— Begin EXERCISE MATERIAL —
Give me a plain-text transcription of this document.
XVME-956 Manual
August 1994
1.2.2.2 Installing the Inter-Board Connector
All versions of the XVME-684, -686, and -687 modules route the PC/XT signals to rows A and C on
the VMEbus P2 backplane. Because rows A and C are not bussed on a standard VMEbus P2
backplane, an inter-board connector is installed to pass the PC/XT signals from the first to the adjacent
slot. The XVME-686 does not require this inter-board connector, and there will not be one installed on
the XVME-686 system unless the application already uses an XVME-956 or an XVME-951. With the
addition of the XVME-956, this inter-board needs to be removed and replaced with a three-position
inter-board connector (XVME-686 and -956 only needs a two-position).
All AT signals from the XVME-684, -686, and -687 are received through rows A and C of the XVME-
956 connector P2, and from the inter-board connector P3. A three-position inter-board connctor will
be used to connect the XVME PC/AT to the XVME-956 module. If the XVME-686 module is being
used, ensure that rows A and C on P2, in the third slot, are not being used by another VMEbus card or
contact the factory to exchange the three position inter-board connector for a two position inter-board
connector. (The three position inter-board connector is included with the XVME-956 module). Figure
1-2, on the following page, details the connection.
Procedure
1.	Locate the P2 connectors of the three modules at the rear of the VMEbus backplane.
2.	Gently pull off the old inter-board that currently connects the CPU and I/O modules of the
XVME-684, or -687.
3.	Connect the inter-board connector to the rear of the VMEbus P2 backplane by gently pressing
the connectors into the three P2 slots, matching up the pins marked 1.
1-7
— End EXERCISE MATERIAL —
▶ OBJECTIVE
Each line must be given again exactly as written above.

▶ TASK RESPONSE
Give me a plain-text transcription of this document.
XVME-956 Manual
August 1994
1.2.2.2 Installing the Inter-Board Connector
All versions of the XVME-684, -686, and -687 modules route the PC/XT signals to rows A and C on
the VMEbus P2 backplane. Because rows A and C are not bussed on a standard VMEbus P2
backplane, an inter-board connector is installed to pass the PC/XT signals from the first to the adjacent
slot. The XVME-686 does not require this inter-board connector, and there will not be one installed on
the XVME-686 system unless the application already uses an XVME-956 or an XVME-951. With the
addition of the XVME-956, this inter-board needs to be removed and replaced with a three-position
inter-board connector (XVME-686 and -956 only needs a two-position).
All AT signals from the XVME-684, -686, and -687 are received through rows A and C of the XVME-
956 connector P2, and from the inter-board connector P3. A three-position inter-board connctor will
be used to connect the XVME PC/AT to the XVME-956 module. If the XVME-686 module is being
used, ensure that rows A and C on P2, in the third slot, are not being used by another VMEbus card or
contact the factory to exchange the three position inter-board connector for a two position inter-board
connector. (The three position inter-board connector is included with the XVME-956 module). Figure
1-2, on the following page, details the connection.
Procedure
1.	Locate the P2 connectors of the three modules at the rear of the VMEbus backplane.
2.	Gently pull off the old inter-board that currently connects the CPU and I/O modules of the
XVME-684, or -687.
3.	Connect the inter-board connector to the rear of the VMEbus P2 backplane by gently pressing
the connectors into the three P2 slots, matching up the pins marked 1.
1-7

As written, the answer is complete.